--- GIVEN DATA ---

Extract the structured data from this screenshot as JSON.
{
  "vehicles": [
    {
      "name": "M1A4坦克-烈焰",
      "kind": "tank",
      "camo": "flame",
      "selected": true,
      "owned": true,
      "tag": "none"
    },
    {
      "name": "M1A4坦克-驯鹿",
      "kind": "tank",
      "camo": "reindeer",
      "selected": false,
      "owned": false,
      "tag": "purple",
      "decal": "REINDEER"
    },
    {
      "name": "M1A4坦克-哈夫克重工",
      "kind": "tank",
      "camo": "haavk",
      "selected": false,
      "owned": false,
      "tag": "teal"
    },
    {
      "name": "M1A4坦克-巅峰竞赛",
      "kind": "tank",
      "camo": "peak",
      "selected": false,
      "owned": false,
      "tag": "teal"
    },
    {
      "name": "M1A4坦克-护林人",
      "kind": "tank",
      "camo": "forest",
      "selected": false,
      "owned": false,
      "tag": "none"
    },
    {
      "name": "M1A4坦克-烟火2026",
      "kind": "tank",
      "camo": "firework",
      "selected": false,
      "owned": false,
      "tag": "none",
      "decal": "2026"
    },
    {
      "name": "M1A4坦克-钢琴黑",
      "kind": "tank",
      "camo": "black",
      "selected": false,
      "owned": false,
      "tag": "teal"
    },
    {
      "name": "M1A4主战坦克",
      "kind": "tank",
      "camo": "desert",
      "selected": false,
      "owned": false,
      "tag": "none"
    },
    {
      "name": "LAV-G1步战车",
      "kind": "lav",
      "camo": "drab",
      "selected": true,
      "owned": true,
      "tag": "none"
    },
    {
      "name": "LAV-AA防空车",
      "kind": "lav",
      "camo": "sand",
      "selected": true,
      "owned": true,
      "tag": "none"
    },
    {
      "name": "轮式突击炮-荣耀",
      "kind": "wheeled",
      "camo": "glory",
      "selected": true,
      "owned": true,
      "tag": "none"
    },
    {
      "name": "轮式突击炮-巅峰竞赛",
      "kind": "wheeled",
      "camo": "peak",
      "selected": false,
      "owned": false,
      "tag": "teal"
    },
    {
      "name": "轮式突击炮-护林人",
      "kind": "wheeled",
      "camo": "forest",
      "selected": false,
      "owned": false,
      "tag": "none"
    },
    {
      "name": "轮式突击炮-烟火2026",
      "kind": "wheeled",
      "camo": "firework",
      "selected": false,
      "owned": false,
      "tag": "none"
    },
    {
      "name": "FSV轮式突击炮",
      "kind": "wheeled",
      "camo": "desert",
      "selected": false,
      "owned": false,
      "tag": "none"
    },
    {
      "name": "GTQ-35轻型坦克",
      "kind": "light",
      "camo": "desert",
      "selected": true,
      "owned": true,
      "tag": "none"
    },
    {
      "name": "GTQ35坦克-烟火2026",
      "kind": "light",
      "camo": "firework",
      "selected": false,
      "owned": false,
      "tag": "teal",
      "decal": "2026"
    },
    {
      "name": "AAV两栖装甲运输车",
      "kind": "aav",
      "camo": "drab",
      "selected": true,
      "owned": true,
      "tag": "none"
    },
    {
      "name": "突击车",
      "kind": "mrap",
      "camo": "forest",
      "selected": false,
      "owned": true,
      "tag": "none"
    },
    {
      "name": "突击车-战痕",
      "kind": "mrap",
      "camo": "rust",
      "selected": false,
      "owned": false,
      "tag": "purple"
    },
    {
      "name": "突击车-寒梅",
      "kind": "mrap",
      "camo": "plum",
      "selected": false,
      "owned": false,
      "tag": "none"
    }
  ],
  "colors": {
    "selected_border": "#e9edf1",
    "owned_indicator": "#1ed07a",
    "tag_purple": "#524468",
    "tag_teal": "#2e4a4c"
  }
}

---

* [EXERCISE REQUIREMENTS] Extract the full set of entries word for word.

* [EXPECTED ANSWER]
Extract the structured data from this screenshot as JSON.
{
  "vehicles": [
    {
      "name": "M1A4坦克-烈焰",
      "kind": "tank",
      "camo": "flame",
      "selected": true,
      "owned": true,
      "tag": "none"
    },
    {
      "name": "M1A4坦克-驯鹿",
      "kind": "tank",
      "camo": "reindeer",
      "selected": false,
      "owned": false,
      "tag": "purple",
      "decal": "REINDEER"
    },
    {
      "name": "M1A4坦克-哈夫克重工",
      "kind": "tank",
      "camo": "haavk",
      "selected": false,
      "owned": false,
      "tag": "teal"
    },
    {
      "name": "M1A4坦克-巅峰竞赛",
      "kind": "tank",
      "camo": "peak",
      "selected": false,
      "owned": false,
      "tag": "teal"
    },
    {
      "name": "M1A4坦克-护林人",
      "kind": "tank",
      "camo": "forest",
      "selected": false,
      "owned": false,
      "tag": "none"
    },
    {
      "name": "M1A4坦克-烟火2026",
      "kind": "tank",
      "camo": "firework",
      "selected": false,
      "owned": false,
      "tag": "none",
      "decal": "2026"
    },
    {
      "name": "M1A4坦克-钢琴黑",
      "kind": "tank",
      "camo": "black",
      "selected": false,
      "owned": false,
      "tag": "teal"
    },
    {
      "name": "M1A4主战坦克",
      "kind": "tank",
      "camo": "desert",
      "selected": false,
      "owned": false,
      "tag": "none"
    },
    {
      "name": "LAV-G1步战车",
      "kind": "lav",
      "camo": "drab",
      "selected": true,
      "owned": true,
      "tag": "none"
    },
    {
      "name": "LAV-AA防空车",
      "kind": "lav",
      "camo": "sand",
      "selected": true,
      "owned": true,
      "tag": "none"
    },
    {
      "name": "轮式突击炮-荣耀",
      "kind": "wheeled",
      "camo": "glory",
      "selected": true,
      "owned": true,
      "tag": "none"
    },
    {
      "name": "轮式突击炮-巅峰竞赛",
      "kind": "wheeled",
      "camo": "peak",
      "selected": false,
      "owned": false,
      "tag": "teal"
    },
    {
      "name": "轮式突击炮-护林人",
      "kind": "wheeled",
      "camo": "forest",
      "selected": false,
      "owned": false,
      "tag": "none"
    },
    {
      "name": "轮式突击炮-烟火2026",
      "kind": "wheeled",
      "camo": "firework",
      "selected": false,
      "owned": false,
      "tag": "none"
    },
    {
      "name": "FSV轮式突击炮",
      "kind": "wheeled",
      "camo": "desert",
      "selected": false,
      "owned": false,
      "tag": "none"
    },
    {
      "name": "GTQ-35轻型坦克",
      "kind": "light",
      "camo": "desert",
      "selected": true,
      "owned": true,
      "tag": "none"
    },
    {
      "name": "GTQ35坦克-烟火2026",
      "kind": "light",
      "camo": "firework",
      "selected": false,
      "owned": false,
      "tag": "teal",
      "decal": "2026"
    },
    {
      "name": "AAV两栖装甲运输车",
      "kind": "aav",
      "camo": "drab",
      "selected": true,
      "owned": true,
      "tag": "none"
    },
    {
      "name": "突击车",
      "kind": "mrap",
      "camo": "forest",
      "selected": false,
      "owned": true,
      "tag": "none"
    },
    {
      "name": "突击车-战痕",
      "kind": "mrap",
      "camo": "rust",
      "selected": false,
      "owned": false,
      "tag": "purple"
    },
    {
      "name": "突击车-寒梅",
      "kind": "mrap",
      "camo": "plum",
      "selected": false,
      "owned": false,
      "tag": "none"
    }
  ],
  "colors": {
    "selected_border": "#e9edf1",
    "owned_indicator": "#1ed07a",
    "tag_purple": "#524468",
    "tag_teal": "#2e4a4c"
  }
}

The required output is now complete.